» WHAT IS EXPECTED
Below is a set of records; print all of them exactly as written.

··········

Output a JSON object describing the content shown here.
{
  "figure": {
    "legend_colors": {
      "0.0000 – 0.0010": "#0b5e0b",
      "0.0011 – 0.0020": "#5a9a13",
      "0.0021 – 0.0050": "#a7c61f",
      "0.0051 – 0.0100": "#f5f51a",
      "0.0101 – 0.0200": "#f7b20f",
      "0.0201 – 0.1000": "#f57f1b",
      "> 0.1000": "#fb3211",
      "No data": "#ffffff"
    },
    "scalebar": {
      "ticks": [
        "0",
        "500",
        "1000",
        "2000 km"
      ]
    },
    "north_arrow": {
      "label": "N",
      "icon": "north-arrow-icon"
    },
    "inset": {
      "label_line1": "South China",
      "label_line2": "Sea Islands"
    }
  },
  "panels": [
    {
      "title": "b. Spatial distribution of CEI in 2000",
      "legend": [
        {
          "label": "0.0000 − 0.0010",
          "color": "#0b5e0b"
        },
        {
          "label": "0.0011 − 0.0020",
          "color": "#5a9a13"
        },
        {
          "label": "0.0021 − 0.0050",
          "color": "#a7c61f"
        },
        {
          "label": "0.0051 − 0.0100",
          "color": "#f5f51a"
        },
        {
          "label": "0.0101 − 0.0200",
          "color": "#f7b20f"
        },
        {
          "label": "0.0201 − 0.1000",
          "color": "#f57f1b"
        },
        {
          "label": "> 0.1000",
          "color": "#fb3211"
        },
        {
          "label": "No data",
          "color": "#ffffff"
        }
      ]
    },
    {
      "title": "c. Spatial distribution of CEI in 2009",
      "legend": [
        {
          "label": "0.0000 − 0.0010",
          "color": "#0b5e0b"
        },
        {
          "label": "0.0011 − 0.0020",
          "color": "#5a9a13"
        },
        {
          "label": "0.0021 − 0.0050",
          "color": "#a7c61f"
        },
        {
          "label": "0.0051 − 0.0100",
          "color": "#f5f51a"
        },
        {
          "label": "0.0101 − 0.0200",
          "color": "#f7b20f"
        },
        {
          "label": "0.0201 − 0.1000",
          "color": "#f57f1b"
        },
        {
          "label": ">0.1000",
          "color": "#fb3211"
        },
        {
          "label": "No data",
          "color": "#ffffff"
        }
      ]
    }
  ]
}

··········

» IN RESPONSE
Output a JSON object describing the content shown here.
{
  "figure": {
    "legend_colors": {
      "0.0000 – 0.0010": "#0b5e0b",
      "0.0011 – 0.0020": "#5a9a13",
      "0.0021 – 0.0050": "#a7c61f",
      "0.0051 – 0.0100": "#f5f51a",
      "0.0101 – 0.0200": "#f7b20f",
      "0.0201 – 0.1000": "#f57f1b",
      "> 0.1000": "#fb3211",
      "No data": "#ffffff"
    },
    "scalebar": {
      "ticks": [
        "0",
        "500",
        "1000",
        "2000 km"
      ]
    },
    "north_arrow": {
      "label": "N",
      "icon": "north-arrow-icon"
    },
    "inset": {
      "label_line1": "South China",
      "label_line2": "Sea Islands"
    }
  },
  "panels": [
    {
      "title": "b. Spatial distribution of CEI in 2000",
      "legend": [
        {
          "label": "0.0000 − 0.0010",
          "color": "#0b5e0b"
        },
        {
          "label": "0.0011 − 0.0020",
          "color": "#5a9a13"
        },
        {
          "label": "0.0021 − 0.0050",
          "color": "#a7c61f"
        },
        {
          "label": "0.0051 − 0.0100",
          "color": "#f5f51a"
        },
        {
          "label": "0.0101 − 0.0200",
          "color": "#f7b20f"
        },
        {
          "label": "0.0201 − 0.1000",
          "color": "#f57f1b"
        },
        {
          "label": "> 0.1000",
          "color": "#fb3211"
        },
        {
          "label": "No data",
          "color": "#ffffff"
        }
      ]
    },
    {
      "title": "c. Spatial distribution of CEI in 2009",
      "legend": [
        {
          "label": "0.0000 − 0.0010",
          "color": "#0b5e0b"
        },
        {
          "label": "0.0011 − 0.0020",
          "color": "#5a9a13"
        },
        {
          "label": "0.0021 − 0.0050",
          "color": "#a7c61f"
        },
        {
          "label": "0.0051 − 0.0100",
          "color": "#f5f51a"
        },
        {
          "label": "0.0101 − 0.0200",
          "color": "#f7b20f"
        },
        {
          "label": "0.0201 − 0.1000",
          "color": "#f57f1b"
        },
        {
          "label": ">0.1000",
          "color": "#fb3211"
        },
        {
          "label": "No data",
          "color": "#ffffff"
        }
      ]
    }
  ]
}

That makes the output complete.